• [AIM] Output all the data exactly. Pictures do not belong in the copy.

/---

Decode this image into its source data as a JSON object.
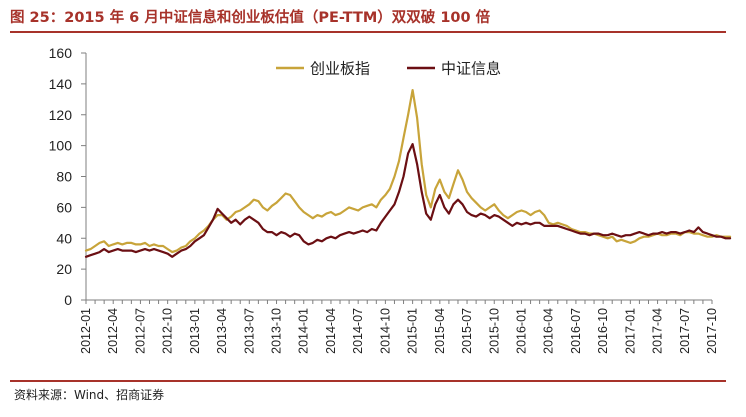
{
  "header": {
    "title": "图 25：2015 年 6 月中证信息和创业板估值（PE-TTM）双双破 100 倍"
  },
  "footer": {
    "source": "资料来源：Wind、招商证券"
  },
  "colors": {
    "title": "#a7322a",
    "series_a": "#c8a43a",
    "series_b": "#6b0f13"
  },
  "chart_data": {
    "type": "line",
    "title": "",
    "xlabel": "",
    "ylabel": "",
    "ylim": [
      0,
      160
    ],
    "yticks": [
      0,
      20,
      40,
      60,
      80,
      100,
      120,
      140,
      160
    ],
    "xticks": [
      "2012-01",
      "2012-04",
      "2012-07",
      "2012-10",
      "2013-01",
      "2013-04",
      "2013-07",
      "2013-10",
      "2014-01",
      "2014-04",
      "2014-07",
      "2014-10",
      "2015-01",
      "2015-04",
      "2015-07",
      "2015-10",
      "2016-01",
      "2016-04",
      "2016-07",
      "2016-10",
      "2017-01",
      "2017-04",
      "2017-07",
      "2017-10"
    ],
    "legend_position": "top",
    "series": [
      {
        "name": "创业板指",
        "x": [
          0,
          0.5,
          1,
          1.5,
          2,
          2.5,
          3,
          3.5,
          4,
          4.5,
          5,
          5.5,
          6,
          6.5,
          7,
          7.5,
          8,
          8.5,
          9,
          9.5,
          10,
          10.5,
          11,
          11.5,
          12,
          12.5,
          13,
          13.5,
          14,
          14.5,
          15,
          15.5,
          16,
          16.5,
          17,
          17.5,
          18,
          18.5,
          19,
          19.5,
          20,
          20.5,
          21,
          21.5,
          22,
          22.5,
          23,
          23.5,
          24,
          24.5,
          25,
          25.5,
          26,
          26.5,
          27,
          27.5,
          28,
          28.5,
          29,
          29.5,
          30,
          30.5,
          31,
          31.5,
          32,
          32.5,
          33,
          33.5,
          34,
          34.5,
          35,
          35.5,
          36,
          36.5,
          37,
          37.5,
          38,
          38.5,
          39,
          39.5,
          40,
          40.5,
          41,
          41.5,
          42,
          42.5,
          43,
          43.5,
          44,
          44.5,
          45,
          45.5,
          46,
          46.5,
          47,
          47.5,
          48,
          48.5,
          49,
          49.5,
          50,
          50.5,
          51,
          51.5,
          52,
          52.5,
          53,
          53.5,
          54,
          54.5,
          55,
          55.5,
          56,
          56.5,
          57,
          57.5,
          58,
          58.5,
          59,
          59.5,
          60,
          60.5,
          61,
          61.5,
          62,
          62.5,
          63,
          63.5,
          64,
          64.5,
          65,
          65.5,
          66,
          66.5,
          67,
          67.5,
          68,
          68.5,
          69,
          69.5,
          70,
          70.5,
          71
        ],
        "values": [
          32,
          33,
          35,
          37,
          38,
          35,
          36,
          37,
          36,
          37,
          37,
          36,
          36,
          37,
          35,
          36,
          35,
          35,
          33,
          31,
          32,
          34,
          35,
          38,
          40,
          43,
          45,
          48,
          52,
          55,
          55,
          52,
          54,
          57,
          58,
          60,
          62,
          65,
          64,
          60,
          58,
          61,
          63,
          66,
          69,
          68,
          64,
          60,
          57,
          55,
          53,
          55,
          54,
          56,
          57,
          55,
          56,
          58,
          60,
          59,
          58,
          60,
          61,
          62,
          60,
          65,
          68,
          72,
          80,
          90,
          105,
          120,
          136,
          118,
          88,
          68,
          60,
          72,
          78,
          70,
          66,
          75,
          84,
          78,
          70,
          66,
          63,
          60,
          58,
          60,
          62,
          58,
          55,
          53,
          55,
          57,
          58,
          57,
          55,
          57,
          58,
          55,
          50,
          49,
          50,
          49,
          48,
          46,
          45,
          44,
          44,
          43,
          43,
          42,
          41,
          40,
          41,
          38,
          39,
          38,
          37,
          38,
          40,
          41,
          41,
          42,
          43,
          42,
          42,
          43,
          43,
          42,
          44,
          44,
          43,
          43,
          42,
          41,
          41,
          42,
          41,
          41,
          41
        ]
      },
      {
        "name": "中证信息",
        "x": [
          0,
          0.5,
          1,
          1.5,
          2,
          2.5,
          3,
          3.5,
          4,
          4.5,
          5,
          5.5,
          6,
          6.5,
          7,
          7.5,
          8,
          8.5,
          9,
          9.5,
          10,
          10.5,
          11,
          11.5,
          12,
          12.5,
          13,
          13.5,
          14,
          14.5,
          15,
          15.5,
          16,
          16.5,
          17,
          17.5,
          18,
          18.5,
          19,
          19.5,
          20,
          20.5,
          21,
          21.5,
          22,
          22.5,
          23,
          23.5,
          24,
          24.5,
          25,
          25.5,
          26,
          26.5,
          27,
          27.5,
          28,
          28.5,
          29,
          29.5,
          30,
          30.5,
          31,
          31.5,
          32,
          32.5,
          33,
          33.5,
          34,
          34.5,
          35,
          35.5,
          36,
          36.5,
          37,
          37.5,
          38,
          38.5,
          39,
          39.5,
          40,
          40.5,
          41,
          41.5,
          42,
          42.5,
          43,
          43.5,
          44,
          44.5,
          45,
          45.5,
          46,
          46.5,
          47,
          47.5,
          48,
          48.5,
          49,
          49.5,
          50,
          50.5,
          51,
          51.5,
          52,
          52.5,
          53,
          53.5,
          54,
          54.5,
          55,
          55.5,
          56,
          56.5,
          57,
          57.5,
          58,
          58.5,
          59,
          59.5,
          60,
          60.5,
          61,
          61.5,
          62,
          62.5,
          63,
          63.5,
          64,
          64.5,
          65,
          65.5,
          66,
          66.5,
          67,
          67.5,
          68,
          68.5,
          69,
          69.5,
          70,
          70.5,
          71
        ],
        "values": [
          28,
          29,
          30,
          31,
          33,
          31,
          32,
          33,
          32,
          32,
          32,
          31,
          32,
          33,
          32,
          33,
          32,
          31,
          30,
          28,
          30,
          32,
          33,
          35,
          38,
          40,
          42,
          47,
          52,
          59,
          56,
          53,
          50,
          52,
          49,
          52,
          54,
          52,
          50,
          46,
          44,
          44,
          42,
          44,
          43,
          41,
          43,
          42,
          38,
          36,
          37,
          39,
          38,
          40,
          41,
          40,
          42,
          43,
          44,
          43,
          44,
          45,
          44,
          46,
          45,
          50,
          54,
          58,
          62,
          70,
          80,
          95,
          101,
          88,
          70,
          56,
          52,
          62,
          68,
          60,
          56,
          62,
          65,
          62,
          57,
          55,
          54,
          56,
          55,
          53,
          55,
          54,
          52,
          50,
          48,
          50,
          49,
          50,
          49,
          50,
          50,
          48,
          48,
          48,
          48,
          47,
          46,
          45,
          44,
          43,
          43,
          42,
          43,
          43,
          42,
          42,
          43,
          42,
          41,
          42,
          42,
          43,
          44,
          43,
          42,
          43,
          43,
          44,
          43,
          44,
          44,
          43,
          44,
          45,
          44,
          47,
          44,
          43,
          42,
          41,
          41,
          40,
          40
        ]
      }
    ]
  }
}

\---

• [EXERCISE ANSWER]
Decode this image into its source data as a JSON object.
{
  "header": {
    "title": "图 25：2015 年 6 月中证信息和创业板估值（PE-TTM）双双破 100 倍"
  },
  "footer": {
    "source": "资料来源：Wind、招商证券"
  },
  "colors": {
    "title": "#a7322a",
    "series_a": "#c8a43a",
    "series_b": "#6b0f13"
  },
  "chart_data": {
    "type": "line",
    "title": "",
    "xlabel": "",
    "ylabel": "",
    "ylim": [
      0,
      160
    ],
    "yticks": [
      0,
      20,
      40,
      60,
      80,
      100,
      120,
      140,
      160
    ],
    "xticks": [
      "2012-01",
      "2012-04",
      "2012-07",
      "2012-10",
      "2013-01",
      "2013-04",
      "2013-07",
      "2013-10",
      "2014-01",
      "2014-04",
      "2014-07",
      "2014-10",
      "2015-01",
      "2015-04",
      "2015-07",
      "2015-10",
      "2016-01",
      "2016-04",
      "2016-07",
      "2016-10",
      "2017-01",
      "2017-04",
      "2017-07",
      "2017-10"
    ],
    "legend_position": "top",
    "series": [
      {
        "name": "创业板指",
        "x": [
          0,
          0.5,
          1,
          1.5,
          2,
          2.5,
          3,
          3.5,
          4,
          4.5,
          5,
          5.5,
          6,
          6.5,
          7,
          7.5,
          8,
          8.5,
          9,
          9.5,
          10,
          10.5,
          11,
          11.5,
          12,
          12.5,
          13,
          13.5,
          14,
          14.5,
          15,
          15.5,
          16,
          16.5,
          17,
          17.5,
          18,
          18.5,
          19,
          19.5,
          20,
          20.5,
          21,
          21.5,
          22,
          22.5,
          23,
          23.5,
          24,
          24.5,
          25,
          25.5,
          26,
          26.5,
          27,
          27.5,
          28,
          28.5,
          29,
          29.5,
          30,
          30.5,
          31,
          31.5,
          32,
          32.5,
          33,
          33.5,
          34,
          34.5,
          35,
          35.5,
          36,
          36.5,
          37,
          37.5,
          38,
          38.5,
          39,
          39.5,
          40,
          40.5,
          41,
          41.5,
          42,
          42.5,
          43,
          43.5,
          44,
          44.5,
          45,
          45.5,
          46,
          46.5,
          47,
          47.5,
          48,
          48.5,
          49,
          49.5,
          50,
          50.5,
          51,
          51.5,
          52,
          52.5,
          53,
          53.5,
          54,
          54.5,
          55,
          55.5,
          56,
          56.5,
          57,
          57.5,
          58,
          58.5,
          59,
          59.5,
          60,
          60.5,
          61,
          61.5,
          62,
          62.5,
          63,
          63.5,
          64,
          64.5,
          65,
          65.5,
          66,
          66.5,
          67,
          67.5,
          68,
          68.5,
          69,
          69.5,
          70,
          70.5,
          71
        ],
        "values": [
          32,
          33,
          35,
          37,
          38,
          35,
          36,
          37,
          36,
          37,
          37,
          36,
          36,
          37,
          35,
          36,
          35,
          35,
          33,
          31,
          32,
          34,
          35,
          38,
          40,
          43,
          45,
          48,
          52,
          55,
          55,
          52,
          54,
          57,
          58,
          60,
          62,
          65,
          64,
          60,
          58,
          61,
          63,
          66,
          69,
          68,
          64,
          60,
          57,
          55,
          53,
          55,
          54,
          56,
          57,
          55,
          56,
          58,
          60,
          59,
          58,
          60,
          61,
          62,
          60,
          65,
          68,
          72,
          80,
          90,
          105,
          120,
          136,
          118,
          88,
          68,
          60,
          72,
          78,
          70,
          66,
          75,
          84,
          78,
          70,
          66,
          63,
          60,
          58,
          60,
          62,
          58,
          55,
          53,
          55,
          57,
          58,
          57,
          55,
          57,
          58,
          55,
          50,
          49,
          50,
          49,
          48,
          46,
          45,
          44,
          44,
          43,
          43,
          42,
          41,
          40,
          41,
          38,
          39,
          38,
          37,
          38,
          40,
          41,
          41,
          42,
          43,
          42,
          42,
          43,
          43,
          42,
          44,
          44,
          43,
          43,
          42,
          41,
          41,
          42,
          41,
          41,
          41
        ]
      },
      {
        "name": "中证信息",
        "x": [
          0,
          0.5,
          1,
          1.5,
          2,
          2.5,
          3,
          3.5,
          4,
          4.5,
          5,
          5.5,
          6,
          6.5,
          7,
          7.5,
          8,
          8.5,
          9,
          9.5,
          10,
          10.5,
          11,
          11.5,
          12,
          12.5,
          13,
          13.5,
          14,
          14.5,
          15,
          15.5,
          16,
          16.5,
          17,
          17.5,
          18,
          18.5,
          19,
          19.5,
          20,
          20.5,
          21,
          21.5,
          22,
          22.5,
          23,
          23.5,
          24,
          24.5,
          25,
          25.5,
          26,
          26.5,
          27,
          27.5,
          28,
          28.5,
          29,
          29.5,
          30,
          30.5,
          31,
          31.5,
          32,
          32.5,
          33,
          33.5,
          34,
          34.5,
          35,
          35.5,
          36,
          36.5,
          37,
          37.5,
          38,
          38.5,
          39,
          39.5,
          40,
          40.5,
          41,
          41.5,
          42,
          42.5,
          43,
          43.5,
          44,
          44.5,
          45,
          45.5,
          46,
          46.5,
          47,
          47.5,
          48,
          48.5,
          49,
          49.5,
          50,
          50.5,
          51,
          51.5,
          52,
          52.5,
          53,
          53.5,
          54,
          54.5,
          55,
          55.5,
          56,
          56.5,
          57,
          57.5,
          58,
          58.5,
          59,
          59.5,
          60,
          60.5,
          61,
          61.5,
          62,
          62.5,
          63,
          63.5,
          64,
          64.5,
          65,
          65.5,
          66,
          66.5,
          67,
          67.5,
          68,
          68.5,
          69,
          69.5,
          70,
          70.5,
          71
        ],
        "values": [
          28,
          29,
          30,
          31,
          33,
          31,
          32,
          33,
          32,
          32,
          32,
          31,
          32,
          33,
          32,
          33,
          32,
          31,
          30,
          28,
          30,
          32,
          33,
          35,
          38,
          40,
          42,
          47,
          52,
          59,
          56,
          53,
          50,
          52,
          49,
          52,
          54,
          52,
          50,
          46,
          44,
          44,
          42,
          44,
          43,
          41,
          43,
          42,
          38,
          36,
          37,
          39,
          38,
          40,
          41,
          40,
          42,
          43,
          44,
          43,
          44,
          45,
          44,
          46,
          45,
          50,
          54,
          58,
          62,
          70,
          80,
          95,
          101,
          88,
          70,
          56,
          52,
          62,
          68,
          60,
          56,
          62,
          65,
          62,
          57,
          55,
          54,
          56,
          55,
          53,
          55,
          54,
          52,
          50,
          48,
          50,
          49,
          50,
          49,
          50,
          50,
          48,
          48,
          48,
          48,
          47,
          46,
          45,
          44,
          43,
          43,
          42,
          43,
          43,
          42,
          42,
          43,
          42,
          41,
          42,
          42,
          43,
          44,
          43,
          42,
          43,
          43,
          44,
          43,
          44,
          44,
          43,
          44,
          45,
          44,
          47,
          44,
          43,
          42,
          41,
          41,
          40,
          40
        ]
      }
    ]
  }
}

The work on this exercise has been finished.